Each line below should be reproduced without any alteration.

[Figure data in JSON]
# # # # # # #

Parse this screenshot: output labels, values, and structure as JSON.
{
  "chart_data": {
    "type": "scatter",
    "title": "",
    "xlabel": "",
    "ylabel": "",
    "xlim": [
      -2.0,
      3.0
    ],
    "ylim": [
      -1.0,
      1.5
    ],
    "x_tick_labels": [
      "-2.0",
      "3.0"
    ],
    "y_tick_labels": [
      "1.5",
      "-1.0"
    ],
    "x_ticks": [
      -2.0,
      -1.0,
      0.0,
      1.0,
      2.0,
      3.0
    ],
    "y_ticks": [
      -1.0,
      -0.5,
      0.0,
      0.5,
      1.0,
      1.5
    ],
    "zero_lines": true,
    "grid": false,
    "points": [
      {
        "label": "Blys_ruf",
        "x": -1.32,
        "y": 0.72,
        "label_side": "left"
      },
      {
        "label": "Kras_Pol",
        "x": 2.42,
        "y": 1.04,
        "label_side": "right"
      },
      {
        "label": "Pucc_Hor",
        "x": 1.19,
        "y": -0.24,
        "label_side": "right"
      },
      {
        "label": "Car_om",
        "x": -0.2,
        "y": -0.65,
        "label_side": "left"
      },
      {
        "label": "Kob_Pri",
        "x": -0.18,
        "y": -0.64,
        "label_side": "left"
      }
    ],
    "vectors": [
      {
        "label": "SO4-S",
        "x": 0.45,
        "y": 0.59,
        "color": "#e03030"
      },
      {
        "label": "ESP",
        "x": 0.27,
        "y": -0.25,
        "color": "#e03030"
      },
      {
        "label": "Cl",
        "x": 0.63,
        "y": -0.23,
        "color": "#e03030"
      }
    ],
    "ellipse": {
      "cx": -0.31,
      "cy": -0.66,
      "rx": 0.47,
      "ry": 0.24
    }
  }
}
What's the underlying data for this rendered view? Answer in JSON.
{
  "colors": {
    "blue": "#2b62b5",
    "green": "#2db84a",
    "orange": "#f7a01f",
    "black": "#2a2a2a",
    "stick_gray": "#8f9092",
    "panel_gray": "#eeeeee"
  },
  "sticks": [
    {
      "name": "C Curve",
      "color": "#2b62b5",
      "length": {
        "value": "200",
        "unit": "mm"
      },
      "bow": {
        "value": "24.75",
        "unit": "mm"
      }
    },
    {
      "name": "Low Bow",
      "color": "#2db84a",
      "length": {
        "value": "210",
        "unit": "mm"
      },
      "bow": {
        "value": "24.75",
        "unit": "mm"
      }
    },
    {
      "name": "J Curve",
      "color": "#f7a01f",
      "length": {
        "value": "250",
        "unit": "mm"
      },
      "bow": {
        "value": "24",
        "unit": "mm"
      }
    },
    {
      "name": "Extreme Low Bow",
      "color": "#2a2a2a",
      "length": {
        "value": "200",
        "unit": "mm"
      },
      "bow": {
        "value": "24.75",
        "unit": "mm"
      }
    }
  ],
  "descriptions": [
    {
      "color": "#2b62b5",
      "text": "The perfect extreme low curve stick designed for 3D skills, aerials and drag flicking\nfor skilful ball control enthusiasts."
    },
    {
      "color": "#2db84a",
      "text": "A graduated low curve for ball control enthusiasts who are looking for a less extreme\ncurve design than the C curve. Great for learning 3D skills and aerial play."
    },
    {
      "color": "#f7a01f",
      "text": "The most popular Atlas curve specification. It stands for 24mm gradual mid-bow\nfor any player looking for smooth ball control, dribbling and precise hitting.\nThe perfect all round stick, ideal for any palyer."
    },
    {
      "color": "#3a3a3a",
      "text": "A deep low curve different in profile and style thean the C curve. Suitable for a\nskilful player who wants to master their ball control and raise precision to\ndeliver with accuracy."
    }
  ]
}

# # # # # # #

Written solution:
Parse this screenshot: output labels, values, and structure as JSON.
{
  "chart_data": {
    "type": "scatter",
    "title": "",
    "xlabel": "",
    "ylabel": "",
    "xlim": [
      -2.0,
      3.0
    ],
    "ylim": [
      -1.0,
      1.5
    ],
    "x_tick_labels": [
      "-2.0",
      "3.0"
    ],
    "y_tick_labels": [
      "1.5",
      "-1.0"
    ],
    "x_ticks": [
      -2.0,
      -1.0,
      0.0,
      1.0,
      2.0,
      3.0
    ],
    "y_ticks": [
      -1.0,
      -0.5,
      0.0,
      0.5,
      1.0,
      1.5
    ],
    "zero_lines": true,
    "grid": false,
    "points": [
      {
        "label": "Blys_ruf",
        "x": -1.32,
        "y": 0.72,
        "label_side": "left"
      },
      {
        "label": "Kras_Pol",
        "x": 2.42,
        "y": 1.04,
        "label_side": "right"
      },
      {
        "label": "Pucc_Hor",
        "x": 1.19,
        "y": -0.24,
        "label_side": "right"
      },
      {
        "label": "Car_om",
        "x": -0.2,
        "y": -0.65,
        "label_side": "left"
      },
      {
        "label": "Kob_Pri",
        "x": -0.18,
        "y": -0.64,
        "label_side": "left"
      }
    ],
    "vectors": [
      {
        "label": "SO4-S",
        "x": 0.45,
        "y": 0.59,
        "color": "#e03030"
      },
      {
        "label": "ESP",
        "x": 0.27,
        "y": -0.25,
        "color": "#e03030"
      },
      {
        "label": "Cl",
        "x": 0.63,
        "y": -0.23,
        "color": "#e03030"
      }
    ],
    "ellipse": {
      "cx": -0.31,
      "cy": -0.66,
      "rx": 0.47,
      "ry": 0.24
    }
  }
}
What's the underlying data for this rendered view? Answer in JSON.
{
  "colors": {
    "blue": "#2b62b5",
    "green": "#2db84a",
    "orange": "#f7a01f",
    "black": "#2a2a2a",
    "stick_gray": "#8f9092",
    "panel_gray": "#eeeeee"
  },
  "sticks": [
    {
      "name": "C Curve",
      "color": "#2b62b5",
      "length": {
        "value": "200",
        "unit": "mm"
      },
      "bow": {
        "value": "24.75",
        "unit": "mm"
      }
    },
    {
      "name": "Low Bow",
      "color": "#2db84a",
      "length": {
        "value": "210",
        "unit": "mm"
      },
      "bow": {
        "value": "24.75",
        "unit": "mm"
      }
    },
    {
      "name": "J Curve",
      "color": "#f7a01f",
      "length": {
        "value": "250",
        "unit": "mm"
      },
      "bow": {
        "value": "24",
        "unit": "mm"
      }
    },
    {
      "name": "Extreme Low Bow",
      "color": "#2a2a2a",
      "length": {
        "value": "200",
        "unit": "mm"
      },
      "bow": {
        "value": "24.75",
        "unit": "mm"
      }
    }
  ],
  "descriptions": [
    {
      "color": "#2b62b5",
      "text": "The perfect extreme low curve stick designed for 3D skills, aerials and drag flicking\nfor skilful ball control enthusiasts."
    },
    {
      "color": "#2db84a",
      "text": "A graduated low curve for ball control enthusiasts who are looking for a less extreme\ncurve design than the C curve. Great for learning 3D skills and aerial play."
    },
    {
      "color": "#f7a01f",
      "text": "The most popular Atlas curve specification. It stands for 24mm gradual mid-bow\nfor any player looking for smooth ball control, dribbling and precise hitting.\nThe perfect all round stick, ideal for any palyer."
    },
    {
      "color": "#3a3a3a",
      "text": "A deep low curve different in profile and style thean the C curve. Suitable for a\nskilful player who wants to master their ball control and raise precision to\ndeliver with accuracy."
    }
  ]
}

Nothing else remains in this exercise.